[GIVEN PROBLEM]
All records are to be retyped faithfully and completely.

-- INPUT FOR THIS TASK start --

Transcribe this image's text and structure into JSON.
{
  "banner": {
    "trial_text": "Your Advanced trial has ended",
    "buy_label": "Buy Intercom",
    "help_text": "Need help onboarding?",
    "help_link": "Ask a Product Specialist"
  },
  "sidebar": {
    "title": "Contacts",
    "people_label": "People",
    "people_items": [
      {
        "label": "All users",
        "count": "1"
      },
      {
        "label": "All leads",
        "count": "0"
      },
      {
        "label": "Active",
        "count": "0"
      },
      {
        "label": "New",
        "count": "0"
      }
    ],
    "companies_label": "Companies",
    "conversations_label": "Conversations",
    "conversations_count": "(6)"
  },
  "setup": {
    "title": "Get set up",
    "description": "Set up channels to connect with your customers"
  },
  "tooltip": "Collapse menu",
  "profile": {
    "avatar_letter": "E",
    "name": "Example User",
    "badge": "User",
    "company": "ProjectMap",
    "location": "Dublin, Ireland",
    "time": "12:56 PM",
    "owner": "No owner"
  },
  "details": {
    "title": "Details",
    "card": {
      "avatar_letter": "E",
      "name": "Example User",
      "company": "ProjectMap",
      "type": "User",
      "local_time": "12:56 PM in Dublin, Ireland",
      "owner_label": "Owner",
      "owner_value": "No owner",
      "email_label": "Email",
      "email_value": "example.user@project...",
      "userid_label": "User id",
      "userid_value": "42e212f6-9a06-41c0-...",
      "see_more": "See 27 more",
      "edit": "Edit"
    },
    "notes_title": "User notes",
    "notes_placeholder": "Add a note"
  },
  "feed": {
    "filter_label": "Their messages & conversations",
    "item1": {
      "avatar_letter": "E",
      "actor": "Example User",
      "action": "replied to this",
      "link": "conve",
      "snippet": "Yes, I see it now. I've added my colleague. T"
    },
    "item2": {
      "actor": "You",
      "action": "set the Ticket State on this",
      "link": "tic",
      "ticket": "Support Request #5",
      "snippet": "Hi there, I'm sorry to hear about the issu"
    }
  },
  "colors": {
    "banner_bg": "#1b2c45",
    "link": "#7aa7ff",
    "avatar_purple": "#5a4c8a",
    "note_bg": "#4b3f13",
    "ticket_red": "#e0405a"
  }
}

-- INPUT FOR THIS TASK end --

[RESPONSE]
Transcribe this image's text and structure into JSON.
{
  "banner": {
    "trial_text": "Your Advanced trial has ended",
    "buy_label": "Buy Intercom",
    "help_text": "Need help onboarding?",
    "help_link": "Ask a Product Specialist"
  },
  "sidebar": {
    "title": "Contacts",
    "people_label": "People",
    "people_items": [
      {
        "label": "All users",
        "count": "1"
      },
      {
        "label": "All leads",
        "count": "0"
      },
      {
        "label": "Active",
        "count": "0"
      },
      {
        "label": "New",
        "count": "0"
      }
    ],
    "companies_label": "Companies",
    "conversations_label": "Conversations",
    "conversations_count": "(6)"
  },
  "setup": {
    "title": "Get set up",
    "description": "Set up channels to connect with your customers"
  },
  "tooltip": "Collapse menu",
  "profile": {
    "avatar_letter": "E",
    "name": "Example User",
    "badge": "User",
    "company": "ProjectMap",
    "location": "Dublin, Ireland",
    "time": "12:56 PM",
    "owner": "No owner"
  },
  "details": {
    "title": "Details",
    "card": {
      "avatar_letter": "E",
      "name": "Example User",
      "company": "ProjectMap",
      "type": "User",
      "local_time": "12:56 PM in Dublin, Ireland",
      "owner_label": "Owner",
      "owner_value": "No owner",
      "email_label": "Email",
      "email_value": "example.user@project...",
      "userid_label": "User id",
      "userid_value": "42e212f6-9a06-41c0-...",
      "see_more": "See 27 more",
      "edit": "Edit"
    },
    "notes_title": "User notes",
    "notes_placeholder": "Add a note"
  },
  "feed": {
    "filter_label": "Their messages & conversations",
    "item1": {
      "avatar_letter": "E",
      "actor": "Example User",
      "action": "replied to this",
      "link": "conve",
      "snippet": "Yes, I see it now. I've added my colleague. T"
    },
    "item2": {
      "actor": "You",
      "action": "set the Ticket State on this",
      "link": "tic",
      "ticket": "Support Request #5",
      "snippet": "Hi there, I'm sorry to hear about the issu"
    }
  },
  "colors": {
    "banner_bg": "#1b2c45",
    "link": "#7aa7ff",
    "avatar_purple": "#5a4c8a",
    "note_bg": "#4b3f13",
    "ticket_red": "#e0405a"
  }
}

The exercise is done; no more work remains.